**WHAT TO PRODUCE:** Below this task are records; return each one exactly and omit its images.

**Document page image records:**
··········

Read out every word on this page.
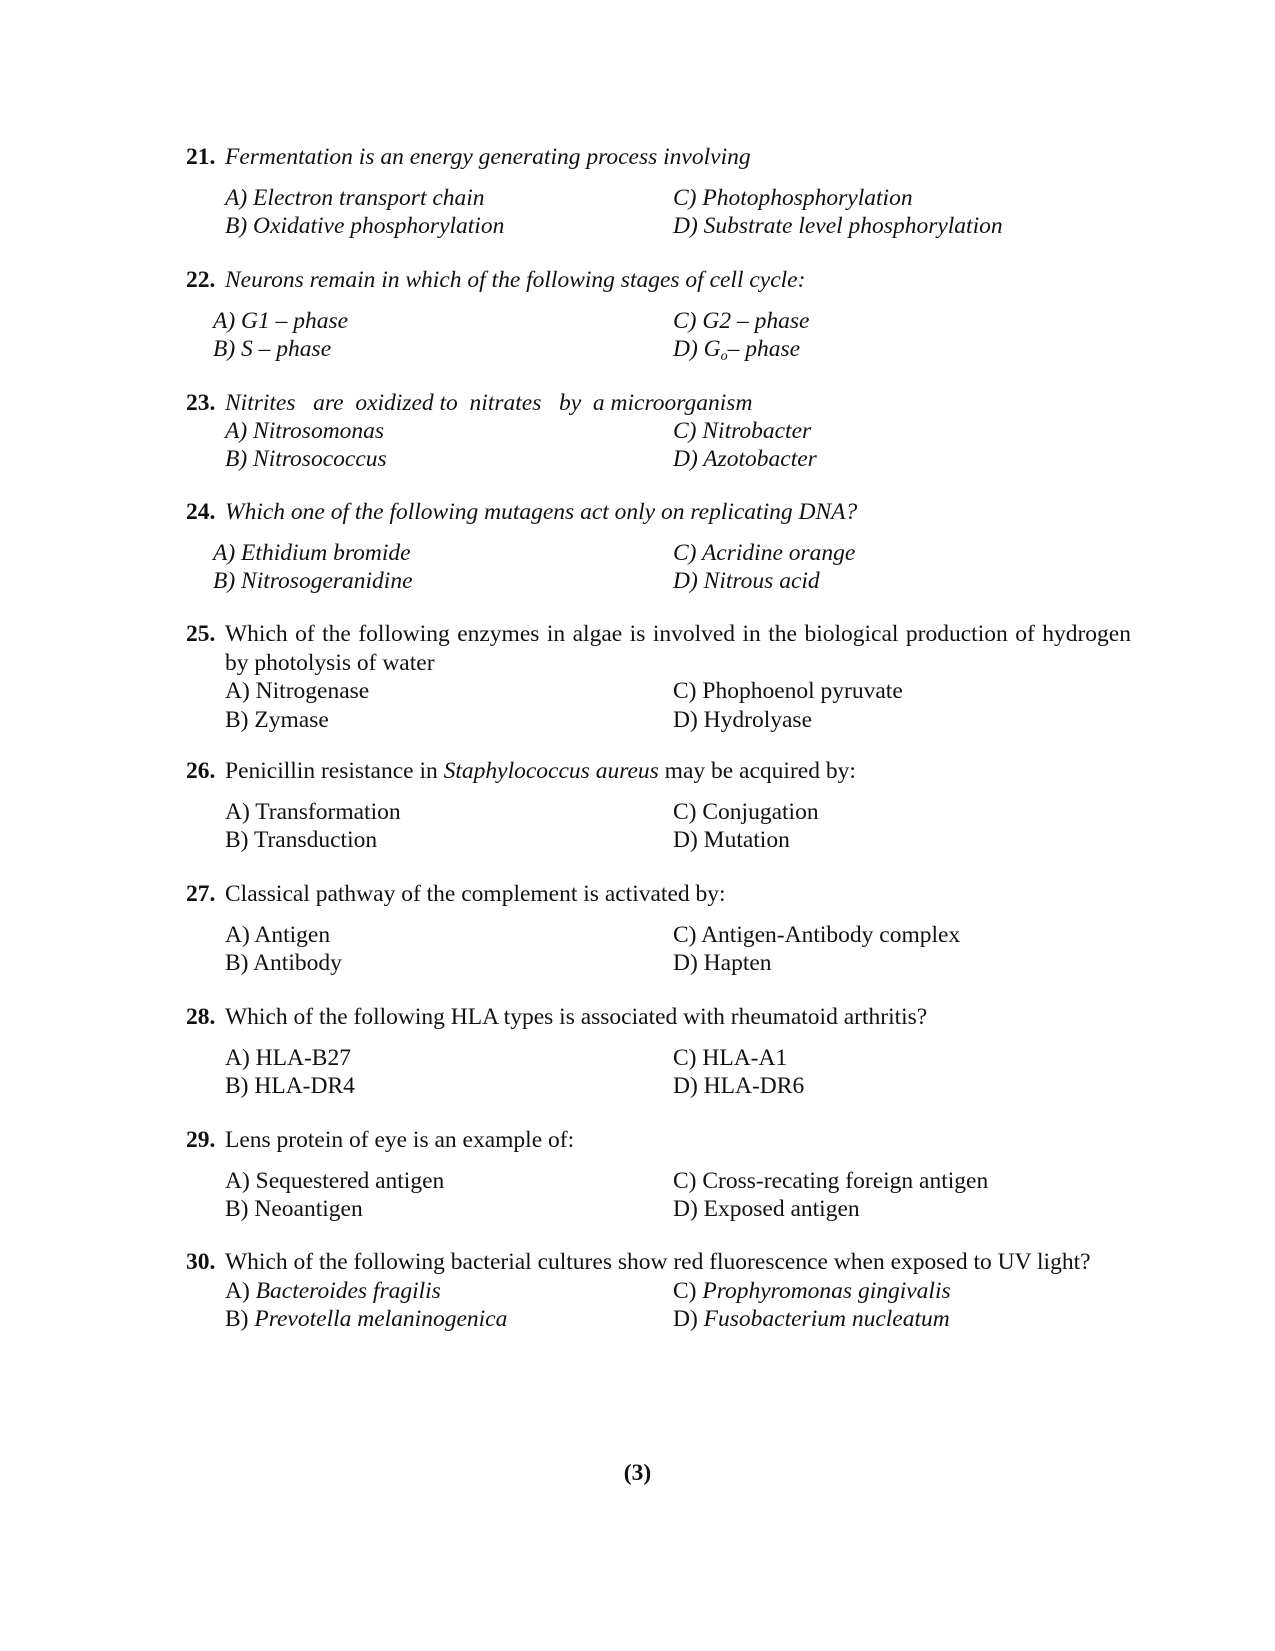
21. Fermentation is an energy generating process involving
A) Electron transport chain	C) Photophosphorylation
B) Oxidative phosphorylation	D) Substrate level phosphorylation
22. Neurons remain in which of the following stages of cell cycle:
A) G1 – phase	C) G2 – phase
B) S – phase	D) $G_o-$ phase
23. Nitrites   are  oxidized to  nitrates   by  a microorganism
A) Nitrosomonas	C) Nitrobacter
B) Nitrosococcus	D) Azotobacter
24. Which one of the following mutagens act only on replicating DNA?
A) Ethidium bromide	C) Acridine orange
B) Nitrosogeranidine	D) Nitrous acid
25. Which of the following enzymes in algae is involved in the biological production of hydrogen by photolysis of water
A) Nitrogenase	C) Phophoenol pyruvate
B) Zymase	D) Hydrolyase
26. Penicillin resistance in Staphylococcus aureus may be acquired by:
A) Transformation	C) Conjugation
B) Transduction	D) Mutation
27. Classical pathway of the complement is activated by:
A) Antigen	C) Antigen-Antibody complex
B) Antibody	D) Hapten
28. Which of the following HLA types is associated with rheumatoid arthritis?
A) HLA-B27	C) HLA-A1
B) HLA-DR4	D) HLA-DR6
29. Lens protein of eye is an example of:
A) Sequestered antigen	C) Cross-recating foreign antigen
B) Neoantigen	D) Exposed antigen
30. Which of the following bacterial cultures show red fluorescence when exposed to UV light?
A) Bacteroides fragilis	C) Prophyromonas gingivalis
B) Prevotella melaninogenica	D) Fusobacterium nucleatum
(3)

··········

**ANSWER TO THE EXERCISE:**
Read out every word on this page.
21. Fermentation is an energy generating process involving
A) Electron transport chain	C) Photophosphorylation
B) Oxidative phosphorylation	D) Substrate level phosphorylation
22. Neurons remain in which of the following stages of cell cycle:
A) G1 – phase	C) G2 – phase
B) S – phase	D) $G_o-$ phase
23. Nitrites   are  oxidized to  nitrates   by  a microorganism
A) Nitrosomonas	C) Nitrobacter
B) Nitrosococcus	D) Azotobacter
24. Which one of the following mutagens act only on replicating DNA?
A) Ethidium bromide	C) Acridine orange
B) Nitrosogeranidine	D) Nitrous acid
25. Which of the following enzymes in algae is involved in the biological production of hydrogen by photolysis of water
A) Nitrogenase	C) Phophoenol pyruvate
B) Zymase	D) Hydrolyase
26. Penicillin resistance in Staphylococcus aureus may be acquired by:
A) Transformation	C) Conjugation
B) Transduction	D) Mutation
27. Classical pathway of the complement is activated by:
A) Antigen	C) Antigen-Antibody complex
B) Antibody	D) Hapten
28. Which of the following HLA types is associated with rheumatoid arthritis?
A) HLA-B27	C) HLA-A1
B) HLA-DR4	D) HLA-DR6
29. Lens protein of eye is an example of:
A) Sequestered antigen	C) Cross-recating foreign antigen
B) Neoantigen	D) Exposed antigen
30. Which of the following bacterial cultures show red fluorescence when exposed to UV light?
A) Bacteroides fragilis	C) Prophyromonas gingivalis
B) Prevotella melaninogenica	D) Fusobacterium nucleatum
(3)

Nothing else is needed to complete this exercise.